** start **

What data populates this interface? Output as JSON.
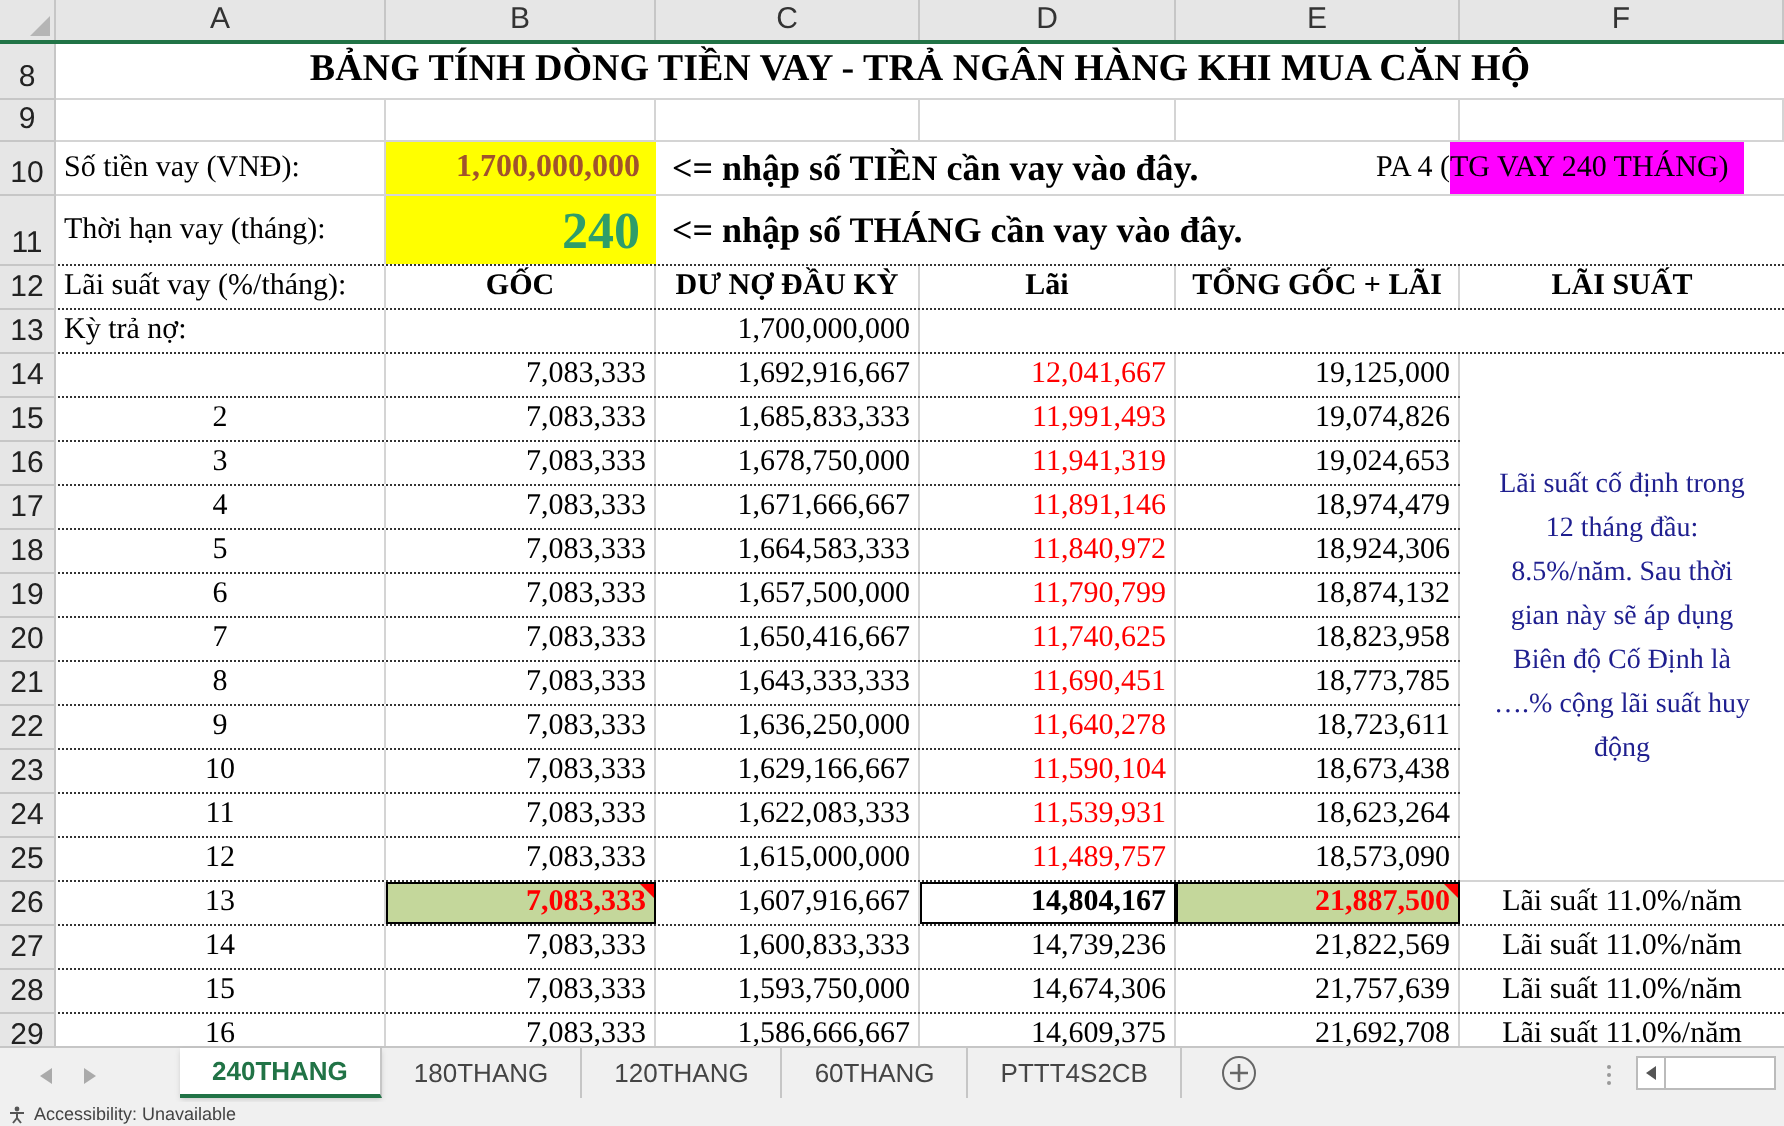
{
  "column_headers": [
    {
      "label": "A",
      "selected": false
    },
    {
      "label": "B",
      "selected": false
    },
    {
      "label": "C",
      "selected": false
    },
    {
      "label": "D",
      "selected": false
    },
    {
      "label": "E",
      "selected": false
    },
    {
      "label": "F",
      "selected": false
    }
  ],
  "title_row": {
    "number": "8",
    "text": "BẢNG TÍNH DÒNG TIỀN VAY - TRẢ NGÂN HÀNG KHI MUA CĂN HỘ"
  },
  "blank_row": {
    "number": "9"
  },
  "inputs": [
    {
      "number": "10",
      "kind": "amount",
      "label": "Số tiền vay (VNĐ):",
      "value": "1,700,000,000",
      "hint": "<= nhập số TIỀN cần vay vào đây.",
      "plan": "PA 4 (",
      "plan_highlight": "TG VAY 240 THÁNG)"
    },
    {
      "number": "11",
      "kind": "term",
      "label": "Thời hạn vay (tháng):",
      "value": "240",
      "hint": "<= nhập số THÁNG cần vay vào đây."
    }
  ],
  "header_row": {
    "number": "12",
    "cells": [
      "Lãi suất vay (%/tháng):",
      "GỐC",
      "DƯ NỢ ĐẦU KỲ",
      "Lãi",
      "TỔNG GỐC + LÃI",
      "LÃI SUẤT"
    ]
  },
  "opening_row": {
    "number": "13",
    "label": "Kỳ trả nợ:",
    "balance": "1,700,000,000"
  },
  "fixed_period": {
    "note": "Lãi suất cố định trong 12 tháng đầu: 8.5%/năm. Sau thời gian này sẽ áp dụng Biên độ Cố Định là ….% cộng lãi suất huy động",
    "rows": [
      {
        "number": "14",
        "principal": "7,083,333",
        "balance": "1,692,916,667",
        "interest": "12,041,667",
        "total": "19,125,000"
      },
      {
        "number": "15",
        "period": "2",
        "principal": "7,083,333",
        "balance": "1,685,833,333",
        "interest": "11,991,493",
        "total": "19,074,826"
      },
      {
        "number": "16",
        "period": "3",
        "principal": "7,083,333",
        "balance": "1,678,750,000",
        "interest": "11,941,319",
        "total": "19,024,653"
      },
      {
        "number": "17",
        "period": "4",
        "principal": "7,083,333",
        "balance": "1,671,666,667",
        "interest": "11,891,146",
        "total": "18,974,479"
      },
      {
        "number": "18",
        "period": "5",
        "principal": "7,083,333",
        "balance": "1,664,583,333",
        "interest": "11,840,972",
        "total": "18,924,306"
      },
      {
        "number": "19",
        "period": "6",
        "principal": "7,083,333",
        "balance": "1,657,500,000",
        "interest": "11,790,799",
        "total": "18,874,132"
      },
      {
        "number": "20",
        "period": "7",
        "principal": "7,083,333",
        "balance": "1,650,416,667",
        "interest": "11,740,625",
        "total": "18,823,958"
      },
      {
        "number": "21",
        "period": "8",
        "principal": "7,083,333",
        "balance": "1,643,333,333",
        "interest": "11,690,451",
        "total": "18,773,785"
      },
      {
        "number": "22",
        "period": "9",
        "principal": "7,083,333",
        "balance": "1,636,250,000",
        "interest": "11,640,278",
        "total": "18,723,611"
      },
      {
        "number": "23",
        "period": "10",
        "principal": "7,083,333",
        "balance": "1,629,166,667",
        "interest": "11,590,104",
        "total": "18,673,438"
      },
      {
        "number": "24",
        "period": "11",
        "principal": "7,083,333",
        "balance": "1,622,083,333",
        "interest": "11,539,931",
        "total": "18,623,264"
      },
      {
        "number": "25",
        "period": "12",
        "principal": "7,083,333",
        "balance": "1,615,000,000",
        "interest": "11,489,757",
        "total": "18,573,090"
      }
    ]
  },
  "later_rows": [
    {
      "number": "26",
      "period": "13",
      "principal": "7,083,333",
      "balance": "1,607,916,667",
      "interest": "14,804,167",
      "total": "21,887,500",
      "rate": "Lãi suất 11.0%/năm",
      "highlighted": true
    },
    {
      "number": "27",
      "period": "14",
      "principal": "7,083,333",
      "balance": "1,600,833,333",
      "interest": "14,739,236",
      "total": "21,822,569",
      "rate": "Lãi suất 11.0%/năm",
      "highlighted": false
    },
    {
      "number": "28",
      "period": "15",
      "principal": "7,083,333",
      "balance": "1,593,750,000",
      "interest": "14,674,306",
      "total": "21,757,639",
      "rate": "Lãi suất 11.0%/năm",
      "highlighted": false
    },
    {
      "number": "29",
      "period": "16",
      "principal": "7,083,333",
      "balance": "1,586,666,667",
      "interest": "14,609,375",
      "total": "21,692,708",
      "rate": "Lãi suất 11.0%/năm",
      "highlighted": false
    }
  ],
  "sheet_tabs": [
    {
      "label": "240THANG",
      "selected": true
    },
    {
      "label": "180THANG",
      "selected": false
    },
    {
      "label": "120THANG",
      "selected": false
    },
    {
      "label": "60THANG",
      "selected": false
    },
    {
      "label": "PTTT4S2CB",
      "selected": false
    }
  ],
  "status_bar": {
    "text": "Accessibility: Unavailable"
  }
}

** end **

Given exercise: Scan the material above. Copy each line that holds the word "text".

Exercise output:
    "text": "BẢNG TÍNH DÒNG TIỀN VAY - TRẢ NGÂN HÀNG KHI MUA CĂN HỘ"
    "text": "Accessibility: Unavailable"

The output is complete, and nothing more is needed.